Lift every line from the entries that includes the word "屋面建筑标高".

····················

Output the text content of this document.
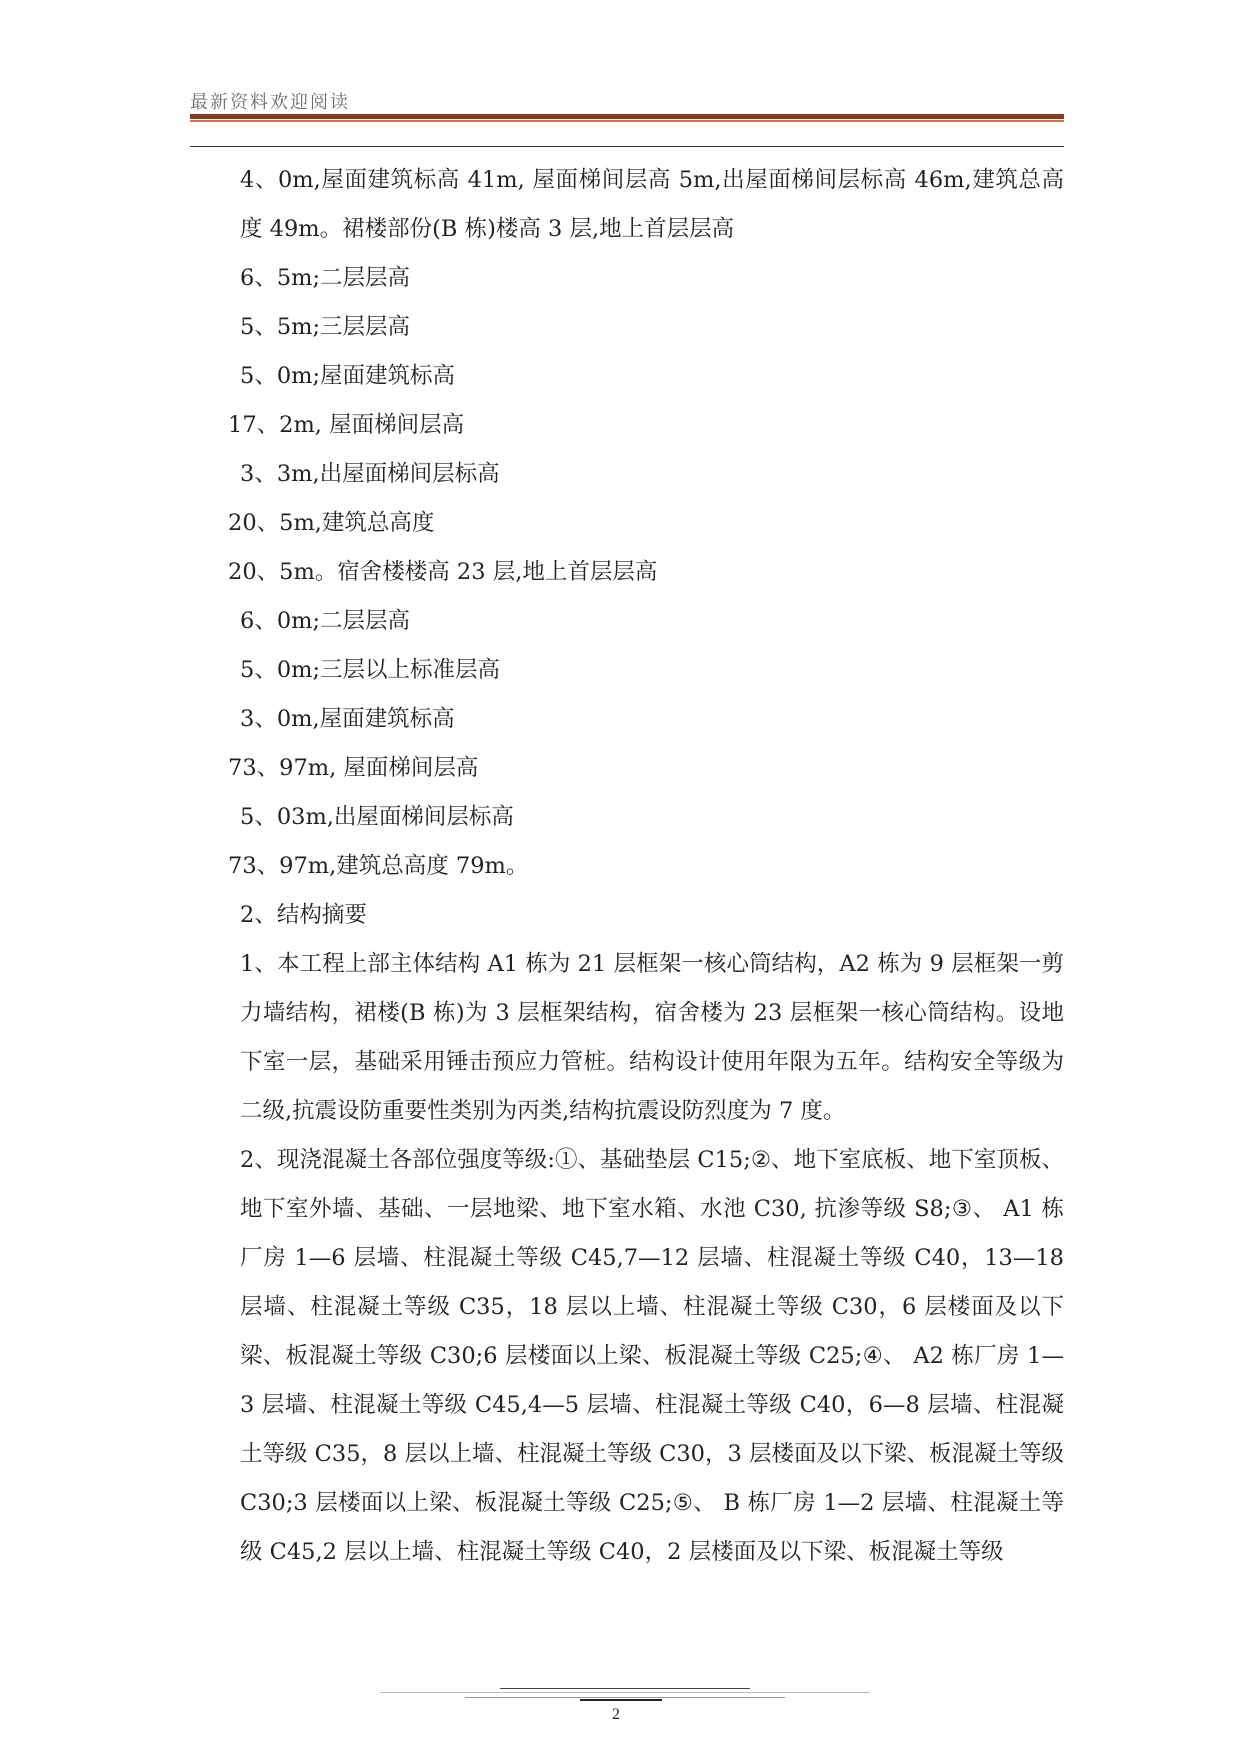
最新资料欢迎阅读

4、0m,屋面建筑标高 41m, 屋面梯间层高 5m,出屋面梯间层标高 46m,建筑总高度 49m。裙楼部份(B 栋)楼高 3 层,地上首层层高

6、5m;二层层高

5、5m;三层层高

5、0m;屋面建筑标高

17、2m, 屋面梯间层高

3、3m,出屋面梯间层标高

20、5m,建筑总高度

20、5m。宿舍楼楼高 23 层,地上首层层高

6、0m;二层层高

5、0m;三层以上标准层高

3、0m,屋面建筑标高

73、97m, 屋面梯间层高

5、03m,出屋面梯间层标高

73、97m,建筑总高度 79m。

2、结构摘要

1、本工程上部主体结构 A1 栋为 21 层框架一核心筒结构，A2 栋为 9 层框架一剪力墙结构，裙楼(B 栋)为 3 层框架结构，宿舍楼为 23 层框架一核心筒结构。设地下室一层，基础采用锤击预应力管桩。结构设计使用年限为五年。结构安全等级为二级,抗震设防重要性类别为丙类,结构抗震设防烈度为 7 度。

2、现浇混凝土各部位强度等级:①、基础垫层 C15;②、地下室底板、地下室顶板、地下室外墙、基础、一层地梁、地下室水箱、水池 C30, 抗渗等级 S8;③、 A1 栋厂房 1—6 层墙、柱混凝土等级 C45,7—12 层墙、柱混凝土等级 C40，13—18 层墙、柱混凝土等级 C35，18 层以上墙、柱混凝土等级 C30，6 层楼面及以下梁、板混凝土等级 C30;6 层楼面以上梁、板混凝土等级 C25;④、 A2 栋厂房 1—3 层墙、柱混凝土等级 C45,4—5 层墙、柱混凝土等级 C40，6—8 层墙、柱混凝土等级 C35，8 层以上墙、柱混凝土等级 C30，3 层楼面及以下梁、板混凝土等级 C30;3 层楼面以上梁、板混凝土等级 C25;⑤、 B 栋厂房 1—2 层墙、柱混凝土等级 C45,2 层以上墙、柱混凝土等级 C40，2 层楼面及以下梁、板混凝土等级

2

····················

# Output for this task
4、0m,屋面建筑标高 41m, 屋面梯间层高 5m,出屋面梯间层标高 46m,建筑总高度 49m。裙楼部份(B 栋)楼高 3 层,地上首层层高
5、0m;屋面建筑标高
3、0m,屋面建筑标高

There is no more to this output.